** Exercise inputs **
>>

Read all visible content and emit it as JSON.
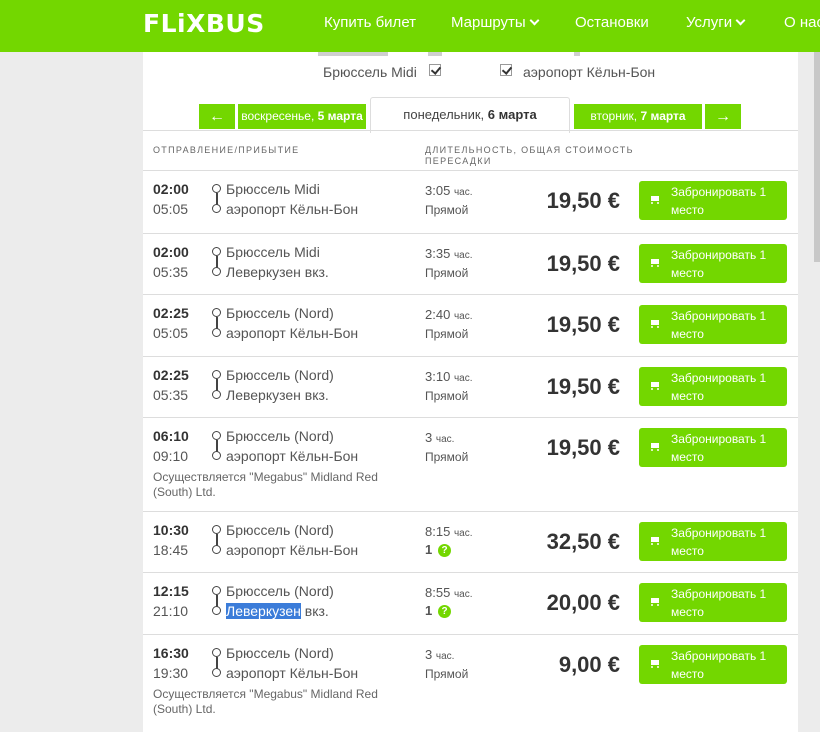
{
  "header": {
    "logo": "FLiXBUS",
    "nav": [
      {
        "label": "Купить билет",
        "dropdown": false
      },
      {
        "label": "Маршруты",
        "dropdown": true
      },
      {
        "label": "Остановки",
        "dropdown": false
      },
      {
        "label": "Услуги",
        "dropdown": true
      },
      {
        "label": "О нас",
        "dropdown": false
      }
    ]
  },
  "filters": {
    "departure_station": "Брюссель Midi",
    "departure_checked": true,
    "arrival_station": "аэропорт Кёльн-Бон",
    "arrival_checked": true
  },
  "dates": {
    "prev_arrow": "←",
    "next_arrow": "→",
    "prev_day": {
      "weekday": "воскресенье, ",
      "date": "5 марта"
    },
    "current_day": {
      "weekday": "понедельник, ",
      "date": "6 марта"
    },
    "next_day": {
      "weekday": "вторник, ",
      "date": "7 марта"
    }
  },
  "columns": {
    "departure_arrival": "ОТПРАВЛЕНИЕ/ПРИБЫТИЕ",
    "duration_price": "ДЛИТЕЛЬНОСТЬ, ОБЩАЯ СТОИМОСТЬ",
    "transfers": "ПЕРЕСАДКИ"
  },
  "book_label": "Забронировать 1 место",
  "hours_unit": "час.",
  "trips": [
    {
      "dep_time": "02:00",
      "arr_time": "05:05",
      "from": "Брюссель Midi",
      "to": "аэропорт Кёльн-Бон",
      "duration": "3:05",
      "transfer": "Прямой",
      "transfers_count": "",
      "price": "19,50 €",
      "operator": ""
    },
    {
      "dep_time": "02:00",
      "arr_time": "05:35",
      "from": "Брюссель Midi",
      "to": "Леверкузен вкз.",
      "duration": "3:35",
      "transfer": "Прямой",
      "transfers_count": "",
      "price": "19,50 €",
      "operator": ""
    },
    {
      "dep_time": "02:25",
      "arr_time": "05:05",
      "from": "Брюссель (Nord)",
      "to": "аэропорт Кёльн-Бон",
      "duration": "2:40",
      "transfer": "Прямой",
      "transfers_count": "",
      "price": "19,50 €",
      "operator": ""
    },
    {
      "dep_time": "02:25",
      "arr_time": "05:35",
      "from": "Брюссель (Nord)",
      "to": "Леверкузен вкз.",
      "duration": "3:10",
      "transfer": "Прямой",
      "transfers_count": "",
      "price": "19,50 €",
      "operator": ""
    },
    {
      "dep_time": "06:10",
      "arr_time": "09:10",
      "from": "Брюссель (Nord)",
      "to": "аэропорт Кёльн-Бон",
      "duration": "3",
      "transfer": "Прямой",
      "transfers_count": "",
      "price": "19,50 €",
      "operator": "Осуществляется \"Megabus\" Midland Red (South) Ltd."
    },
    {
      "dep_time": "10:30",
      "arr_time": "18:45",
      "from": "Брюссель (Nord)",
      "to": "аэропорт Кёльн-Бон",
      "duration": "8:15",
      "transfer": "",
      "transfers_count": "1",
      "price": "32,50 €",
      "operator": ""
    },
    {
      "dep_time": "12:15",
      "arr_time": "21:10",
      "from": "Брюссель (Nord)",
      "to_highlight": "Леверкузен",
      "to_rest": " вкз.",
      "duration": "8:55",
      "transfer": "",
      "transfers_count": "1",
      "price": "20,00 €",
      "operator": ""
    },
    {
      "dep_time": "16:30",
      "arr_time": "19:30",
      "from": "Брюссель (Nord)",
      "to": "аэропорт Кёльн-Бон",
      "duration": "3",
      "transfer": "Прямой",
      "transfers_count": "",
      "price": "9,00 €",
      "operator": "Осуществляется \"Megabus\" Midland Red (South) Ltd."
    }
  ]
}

<<
>>

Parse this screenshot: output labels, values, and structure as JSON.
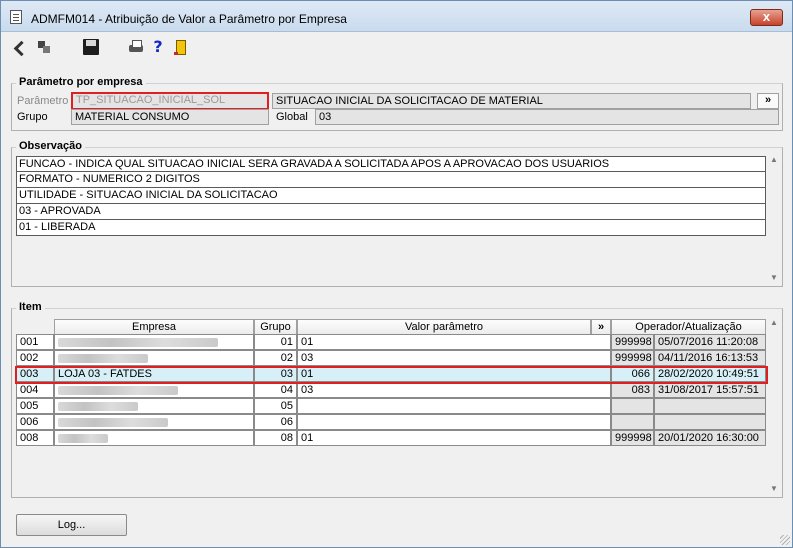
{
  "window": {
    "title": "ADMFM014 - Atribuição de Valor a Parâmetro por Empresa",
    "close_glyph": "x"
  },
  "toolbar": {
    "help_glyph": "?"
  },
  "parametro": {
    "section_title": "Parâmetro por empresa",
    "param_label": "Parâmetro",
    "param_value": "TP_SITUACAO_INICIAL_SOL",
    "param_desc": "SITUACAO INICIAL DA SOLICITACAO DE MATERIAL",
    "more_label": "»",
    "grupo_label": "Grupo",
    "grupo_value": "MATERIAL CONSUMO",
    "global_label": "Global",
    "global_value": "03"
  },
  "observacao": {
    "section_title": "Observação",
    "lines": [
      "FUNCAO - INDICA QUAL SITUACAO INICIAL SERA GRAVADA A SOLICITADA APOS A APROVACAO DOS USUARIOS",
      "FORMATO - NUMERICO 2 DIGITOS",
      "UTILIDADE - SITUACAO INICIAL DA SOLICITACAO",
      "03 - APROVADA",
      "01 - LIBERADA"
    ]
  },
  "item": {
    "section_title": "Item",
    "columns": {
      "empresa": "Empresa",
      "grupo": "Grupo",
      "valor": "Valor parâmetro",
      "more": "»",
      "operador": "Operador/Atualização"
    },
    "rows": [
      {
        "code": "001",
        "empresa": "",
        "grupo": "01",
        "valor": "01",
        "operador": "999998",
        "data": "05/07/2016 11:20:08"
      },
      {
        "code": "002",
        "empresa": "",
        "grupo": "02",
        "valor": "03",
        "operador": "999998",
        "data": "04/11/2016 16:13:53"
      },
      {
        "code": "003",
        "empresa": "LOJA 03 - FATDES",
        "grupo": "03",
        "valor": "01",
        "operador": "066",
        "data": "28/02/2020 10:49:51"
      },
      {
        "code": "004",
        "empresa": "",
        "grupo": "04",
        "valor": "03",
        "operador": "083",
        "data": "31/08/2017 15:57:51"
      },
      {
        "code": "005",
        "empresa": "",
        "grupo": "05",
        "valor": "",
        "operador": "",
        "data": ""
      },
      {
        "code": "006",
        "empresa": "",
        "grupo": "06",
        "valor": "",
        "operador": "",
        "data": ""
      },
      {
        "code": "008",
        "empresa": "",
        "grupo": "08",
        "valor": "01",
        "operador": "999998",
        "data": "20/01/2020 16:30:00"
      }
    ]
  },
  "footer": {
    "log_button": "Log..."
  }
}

<<
>>

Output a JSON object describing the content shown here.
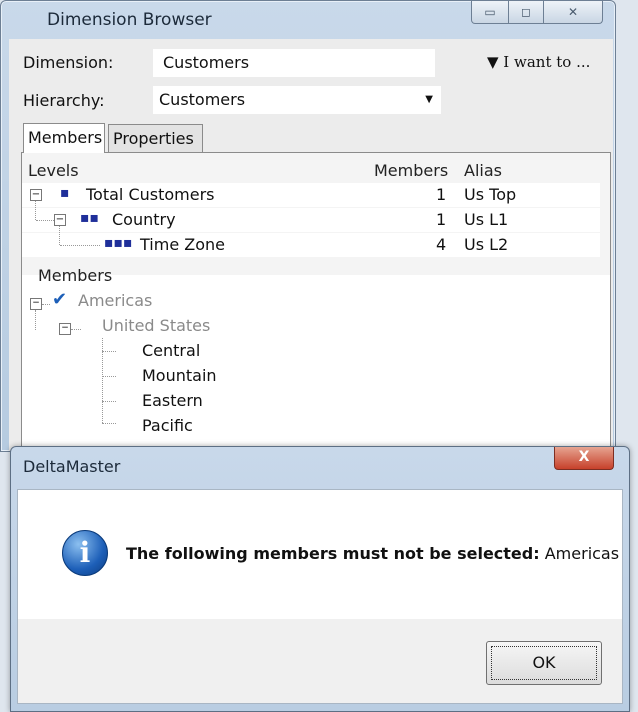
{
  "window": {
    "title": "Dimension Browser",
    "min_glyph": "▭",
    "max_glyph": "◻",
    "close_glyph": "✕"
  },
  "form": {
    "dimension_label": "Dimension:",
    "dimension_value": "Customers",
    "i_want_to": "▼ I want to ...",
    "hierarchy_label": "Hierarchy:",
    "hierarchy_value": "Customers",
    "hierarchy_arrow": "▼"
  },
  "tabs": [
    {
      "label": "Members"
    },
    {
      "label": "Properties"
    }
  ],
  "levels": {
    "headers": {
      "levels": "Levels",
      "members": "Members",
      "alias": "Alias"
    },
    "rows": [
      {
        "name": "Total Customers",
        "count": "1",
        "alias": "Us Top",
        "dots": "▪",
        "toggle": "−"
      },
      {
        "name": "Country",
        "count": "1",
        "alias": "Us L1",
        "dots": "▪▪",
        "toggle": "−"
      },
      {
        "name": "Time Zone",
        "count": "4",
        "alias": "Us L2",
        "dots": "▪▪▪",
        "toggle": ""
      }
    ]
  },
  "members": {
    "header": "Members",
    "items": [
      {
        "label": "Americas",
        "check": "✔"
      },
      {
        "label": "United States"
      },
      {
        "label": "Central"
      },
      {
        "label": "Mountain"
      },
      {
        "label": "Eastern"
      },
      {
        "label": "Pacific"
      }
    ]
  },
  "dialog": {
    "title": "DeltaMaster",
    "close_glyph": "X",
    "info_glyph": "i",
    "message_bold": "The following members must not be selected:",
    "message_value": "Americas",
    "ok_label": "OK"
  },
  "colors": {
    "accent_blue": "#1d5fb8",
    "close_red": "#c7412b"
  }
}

<<

** Exercise **
Count the lines of the material that include the word "SOLICITACAO", then state only the total.

** Written reply **
2